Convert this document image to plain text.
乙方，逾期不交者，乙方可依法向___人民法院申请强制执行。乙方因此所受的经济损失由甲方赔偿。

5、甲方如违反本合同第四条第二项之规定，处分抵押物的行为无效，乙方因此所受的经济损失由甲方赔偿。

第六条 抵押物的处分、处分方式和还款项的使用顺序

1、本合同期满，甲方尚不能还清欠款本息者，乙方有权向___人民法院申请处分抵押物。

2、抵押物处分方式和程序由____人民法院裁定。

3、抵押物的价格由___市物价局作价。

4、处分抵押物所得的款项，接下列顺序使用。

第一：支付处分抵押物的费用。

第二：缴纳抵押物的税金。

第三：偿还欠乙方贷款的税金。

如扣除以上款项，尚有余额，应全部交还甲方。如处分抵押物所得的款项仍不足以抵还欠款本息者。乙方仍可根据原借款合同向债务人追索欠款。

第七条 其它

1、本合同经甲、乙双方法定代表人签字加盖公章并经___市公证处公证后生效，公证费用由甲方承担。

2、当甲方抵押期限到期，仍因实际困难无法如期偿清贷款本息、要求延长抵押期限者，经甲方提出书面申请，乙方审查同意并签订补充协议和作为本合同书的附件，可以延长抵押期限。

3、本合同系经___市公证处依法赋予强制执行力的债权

● ● ● ● ●

## Task description
Print out every entry, keeping each one exact.

## The solution
Convert this document image to plain text.
乙方，逾期不交者，乙方可依法向___人民法院申请强制执行。乙方因此所受的经济损失由甲方赔偿。

5、甲方如违反本合同第四条第二项之规定，处分抵押物的行为无效，乙方因此所受的经济损失由甲方赔偿。

第六条 抵押物的处分、处分方式和还款项的使用顺序

1、本合同期满，甲方尚不能还清欠款本息者，乙方有权向___人民法院申请处分抵押物。

2、抵押物处分方式和程序由____人民法院裁定。

3、抵押物的价格由___市物价局作价。

4、处分抵押物所得的款项，接下列顺序使用。

第一：支付处分抵押物的费用。

第二：缴纳抵押物的税金。

第三：偿还欠乙方贷款的税金。

如扣除以上款项，尚有余额，应全部交还甲方。如处分抵押物所得的款项仍不足以抵还欠款本息者。乙方仍可根据原借款合同向债务人追索欠款。

第七条 其它

1、本合同经甲、乙双方法定代表人签字加盖公章并经___市公证处公证后生效，公证费用由甲方承担。

2、当甲方抵押期限到期，仍因实际困难无法如期偿清贷款本息、要求延长抵押期限者，经甲方提出书面申请，乙方审查同意并签订补充协议和作为本合同书的附件，可以延长抵押期限。

3、本合同系经___市公证处依法赋予强制执行力的债权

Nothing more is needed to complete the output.